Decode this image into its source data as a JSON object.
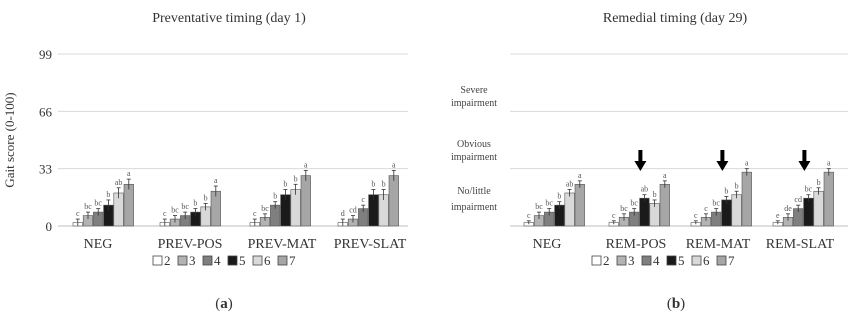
{
  "chart_data": [
    {
      "type": "bar",
      "title": "Preventative timing (day 1)",
      "ylabel": "Gait score (0-100)",
      "ylim": [
        0,
        99
      ],
      "yticks": [
        0,
        33,
        66,
        99
      ],
      "categories": [
        "NEG",
        "PREV-POS",
        "PREV-MAT",
        "PREV-SLAT"
      ],
      "series_colors": [
        "#ffffff",
        "#b3b3b3",
        "#7f7f7f",
        "#1a1a1a",
        "#d9d9d9",
        "#a6a6a6"
      ],
      "series": [
        {
          "name": "2",
          "values": [
            2,
            2,
            2,
            2
          ],
          "errors": [
            2,
            2,
            2,
            2
          ],
          "letters": [
            "c",
            "c",
            "c",
            "d"
          ]
        },
        {
          "name": "3",
          "values": [
            6,
            4,
            5,
            4
          ],
          "errors": [
            2,
            2,
            2,
            2
          ],
          "letters": [
            "bc",
            "bc",
            "bc",
            "cd"
          ]
        },
        {
          "name": "4",
          "values": [
            8,
            6,
            12,
            10
          ],
          "errors": [
            2,
            2,
            2,
            2
          ],
          "letters": [
            "bc",
            "bc",
            "b",
            "c"
          ]
        },
        {
          "name": "5",
          "values": [
            12,
            8,
            18,
            18
          ],
          "errors": [
            3,
            2,
            3,
            3
          ],
          "letters": [
            "b",
            "b",
            "b",
            "b"
          ]
        },
        {
          "name": "6",
          "values": [
            19,
            11,
            21,
            18
          ],
          "errors": [
            3,
            2,
            3,
            3
          ],
          "letters": [
            "ab",
            "b",
            "b",
            "b"
          ]
        },
        {
          "name": "7",
          "values": [
            24,
            20,
            29,
            29
          ],
          "errors": [
            3,
            3,
            3,
            3
          ],
          "letters": [
            "a",
            "a",
            "a",
            "a"
          ]
        }
      ],
      "panel_label": "(a)",
      "arrows": []
    },
    {
      "type": "bar",
      "title": "Remedial timing (day 29)",
      "ylabel": "",
      "ylim": [
        0,
        99
      ],
      "categories": [
        "NEG",
        "REM-POS",
        "REM-MAT",
        "REM-SLAT"
      ],
      "series_colors": [
        "#ffffff",
        "#b3b3b3",
        "#7f7f7f",
        "#1a1a1a",
        "#d9d9d9",
        "#a6a6a6"
      ],
      "series": [
        {
          "name": "2",
          "values": [
            2,
            2,
            2,
            2
          ],
          "errors": [
            1,
            1,
            1,
            1
          ],
          "letters": [
            "c",
            "c",
            "c",
            "e"
          ]
        },
        {
          "name": "3",
          "values": [
            6,
            5,
            5,
            5
          ],
          "errors": [
            2,
            2,
            2,
            2
          ],
          "letters": [
            "bc",
            "bc",
            "c",
            "de"
          ]
        },
        {
          "name": "4",
          "values": [
            8,
            8,
            8,
            10
          ],
          "errors": [
            2,
            2,
            2,
            2
          ],
          "letters": [
            "bc",
            "bc",
            "bc",
            "cd"
          ]
        },
        {
          "name": "5",
          "values": [
            12,
            16,
            15,
            16
          ],
          "errors": [
            2,
            2,
            2,
            2
          ],
          "letters": [
            "b",
            "ab",
            "b",
            "bc"
          ]
        },
        {
          "name": "6",
          "values": [
            19,
            13,
            18,
            20
          ],
          "errors": [
            2,
            2,
            2,
            2
          ],
          "letters": [
            "ab",
            "b",
            "b",
            "b"
          ]
        },
        {
          "name": "7",
          "values": [
            24,
            24,
            31,
            31
          ],
          "errors": [
            2,
            2,
            2,
            2
          ],
          "letters": [
            "a",
            "a",
            "a",
            "a"
          ]
        }
      ],
      "panel_label": "(b)",
      "arrows": [
        "REM-POS",
        "REM-MAT",
        "REM-SLAT"
      ]
    }
  ],
  "legend": {
    "items": [
      "2",
      "3",
      "4",
      "5",
      "6",
      "7"
    ]
  },
  "middle_labels": [
    {
      "lines": [
        "Severe",
        "impairment"
      ]
    },
    {
      "lines": [
        "Obvious",
        "impairment"
      ]
    },
    {
      "lines": [
        "No/little",
        "impairment"
      ]
    }
  ]
}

========

### Task directions
Pull out every line of the records that includes the string "title".

### Expected output
      "title": "Preventative timing (day 1)",
      "title": "Remedial timing (day 29)",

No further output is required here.